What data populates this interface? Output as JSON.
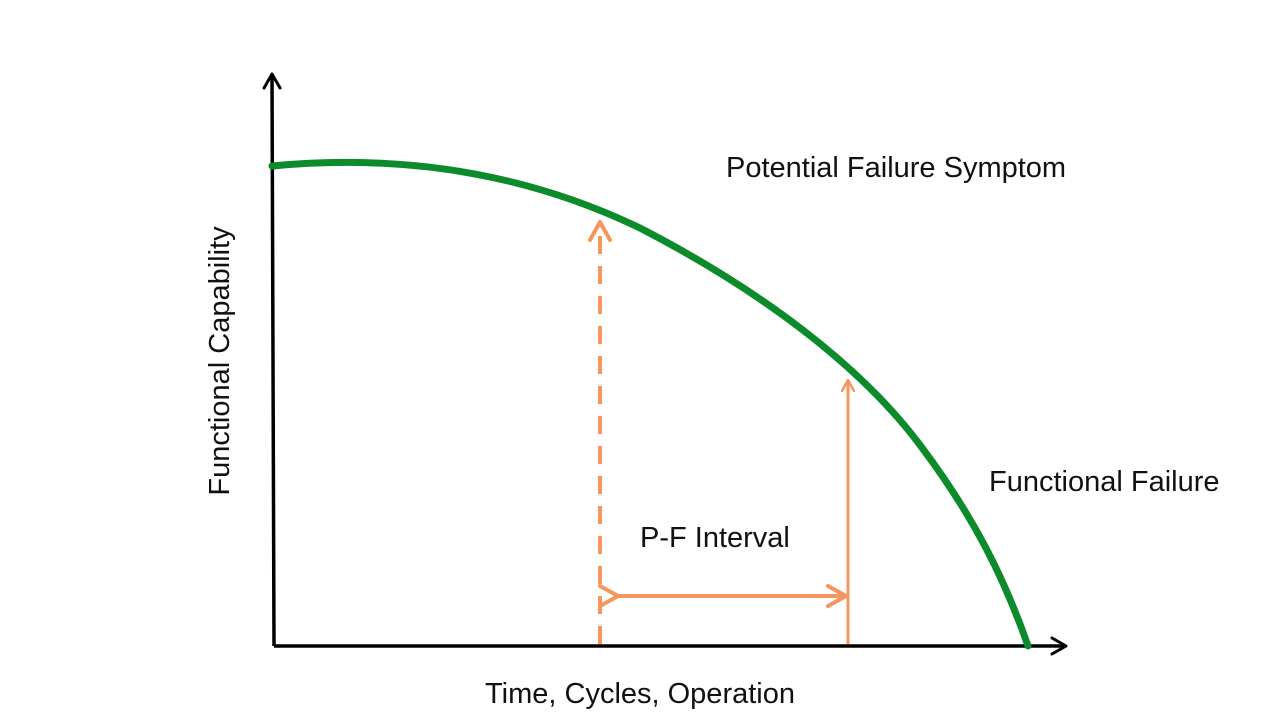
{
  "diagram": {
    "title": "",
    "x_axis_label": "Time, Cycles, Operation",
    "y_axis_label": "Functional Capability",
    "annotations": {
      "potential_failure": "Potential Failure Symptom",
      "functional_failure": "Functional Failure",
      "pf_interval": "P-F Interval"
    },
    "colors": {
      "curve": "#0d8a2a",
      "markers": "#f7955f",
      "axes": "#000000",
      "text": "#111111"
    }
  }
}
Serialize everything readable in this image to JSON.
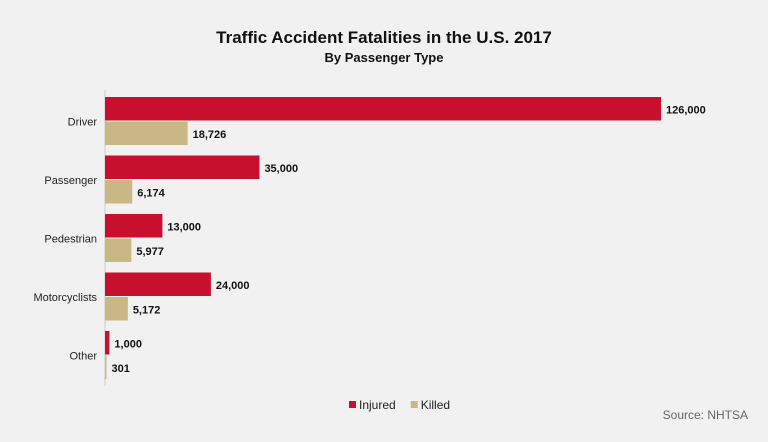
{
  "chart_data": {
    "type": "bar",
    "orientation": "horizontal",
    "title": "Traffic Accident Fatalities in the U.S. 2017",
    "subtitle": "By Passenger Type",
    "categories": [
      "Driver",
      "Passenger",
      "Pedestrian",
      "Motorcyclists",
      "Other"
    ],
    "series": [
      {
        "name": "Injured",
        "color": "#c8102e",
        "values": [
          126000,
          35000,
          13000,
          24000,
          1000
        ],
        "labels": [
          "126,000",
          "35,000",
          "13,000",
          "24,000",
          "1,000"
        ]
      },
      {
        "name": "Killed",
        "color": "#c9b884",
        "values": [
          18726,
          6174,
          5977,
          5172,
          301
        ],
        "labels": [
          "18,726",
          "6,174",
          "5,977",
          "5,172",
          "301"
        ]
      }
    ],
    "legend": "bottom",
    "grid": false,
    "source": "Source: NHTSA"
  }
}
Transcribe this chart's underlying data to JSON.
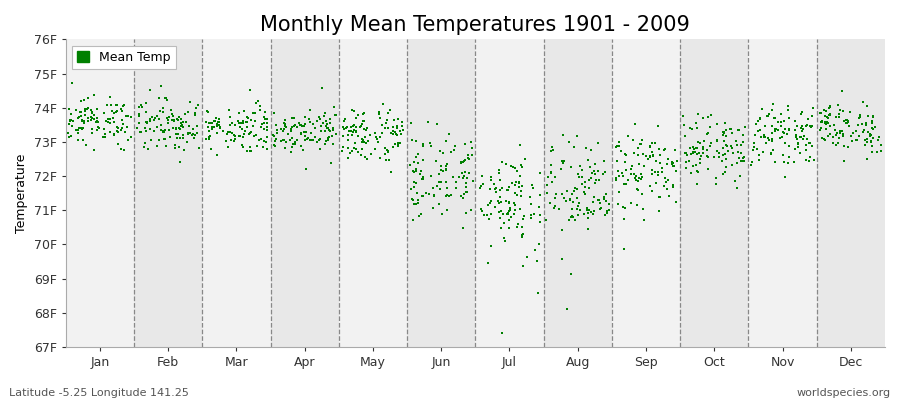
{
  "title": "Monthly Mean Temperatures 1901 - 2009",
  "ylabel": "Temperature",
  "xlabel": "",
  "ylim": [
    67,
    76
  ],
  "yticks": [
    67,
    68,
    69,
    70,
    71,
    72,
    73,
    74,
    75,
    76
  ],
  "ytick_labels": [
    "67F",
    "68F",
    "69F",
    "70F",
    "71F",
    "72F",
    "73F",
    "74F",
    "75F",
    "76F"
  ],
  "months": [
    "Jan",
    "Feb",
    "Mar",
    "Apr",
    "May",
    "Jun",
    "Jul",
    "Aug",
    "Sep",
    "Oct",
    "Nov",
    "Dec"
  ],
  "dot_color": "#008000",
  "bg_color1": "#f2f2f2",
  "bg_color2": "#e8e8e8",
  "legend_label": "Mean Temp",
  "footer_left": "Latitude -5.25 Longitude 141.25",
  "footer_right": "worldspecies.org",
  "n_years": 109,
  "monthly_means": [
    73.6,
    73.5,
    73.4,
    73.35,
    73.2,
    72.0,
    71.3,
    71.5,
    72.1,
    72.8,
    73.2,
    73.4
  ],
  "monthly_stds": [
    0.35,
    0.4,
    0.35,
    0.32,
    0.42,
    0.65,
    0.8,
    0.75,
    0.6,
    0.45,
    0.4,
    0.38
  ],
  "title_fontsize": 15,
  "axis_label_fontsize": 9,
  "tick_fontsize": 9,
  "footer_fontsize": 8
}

◇ ◇ ◇ ◇ ◇

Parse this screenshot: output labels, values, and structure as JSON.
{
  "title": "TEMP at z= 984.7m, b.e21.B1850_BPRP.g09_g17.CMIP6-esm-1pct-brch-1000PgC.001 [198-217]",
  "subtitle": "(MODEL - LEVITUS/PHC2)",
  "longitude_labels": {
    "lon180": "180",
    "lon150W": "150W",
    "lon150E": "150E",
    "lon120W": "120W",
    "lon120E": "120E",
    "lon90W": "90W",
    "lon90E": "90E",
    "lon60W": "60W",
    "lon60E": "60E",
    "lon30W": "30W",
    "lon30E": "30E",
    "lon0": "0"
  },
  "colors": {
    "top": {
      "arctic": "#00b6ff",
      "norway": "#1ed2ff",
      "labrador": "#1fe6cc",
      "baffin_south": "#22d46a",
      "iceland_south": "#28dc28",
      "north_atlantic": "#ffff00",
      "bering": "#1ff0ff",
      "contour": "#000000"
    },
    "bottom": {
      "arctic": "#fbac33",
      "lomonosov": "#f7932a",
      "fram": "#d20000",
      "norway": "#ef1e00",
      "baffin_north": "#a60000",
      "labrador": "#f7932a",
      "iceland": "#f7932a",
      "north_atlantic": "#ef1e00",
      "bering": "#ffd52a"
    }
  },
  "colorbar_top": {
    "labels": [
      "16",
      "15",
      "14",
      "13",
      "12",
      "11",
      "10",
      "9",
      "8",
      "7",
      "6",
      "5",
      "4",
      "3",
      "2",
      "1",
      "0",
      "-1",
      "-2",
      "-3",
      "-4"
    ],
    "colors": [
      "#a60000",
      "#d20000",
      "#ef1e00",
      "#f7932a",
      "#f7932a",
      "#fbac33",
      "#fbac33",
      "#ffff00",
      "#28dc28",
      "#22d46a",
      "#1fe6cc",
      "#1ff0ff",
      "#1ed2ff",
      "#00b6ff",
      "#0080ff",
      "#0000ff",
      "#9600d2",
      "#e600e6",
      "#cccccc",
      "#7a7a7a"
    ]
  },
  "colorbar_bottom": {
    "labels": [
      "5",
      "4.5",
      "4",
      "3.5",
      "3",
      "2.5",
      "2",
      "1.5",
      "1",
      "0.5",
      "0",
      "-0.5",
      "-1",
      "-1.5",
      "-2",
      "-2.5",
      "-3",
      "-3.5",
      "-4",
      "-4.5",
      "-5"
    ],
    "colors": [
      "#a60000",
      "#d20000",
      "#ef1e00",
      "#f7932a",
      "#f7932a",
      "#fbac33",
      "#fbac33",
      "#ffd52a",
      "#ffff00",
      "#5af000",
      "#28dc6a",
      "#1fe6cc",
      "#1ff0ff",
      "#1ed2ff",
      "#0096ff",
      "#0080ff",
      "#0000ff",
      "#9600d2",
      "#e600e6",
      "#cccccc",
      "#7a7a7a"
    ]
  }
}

◇ ◇ ◇ ◇ ◇

### Given request
Every line above that contains the word "this" should be reported.

### The result
What data populates this interface? Output as JSON.
Serialize everything readable in this image to JSON.
Transcribe this chart's underlying data to JSON.
Parse this screenshot: output labels, values, and structure as JSON.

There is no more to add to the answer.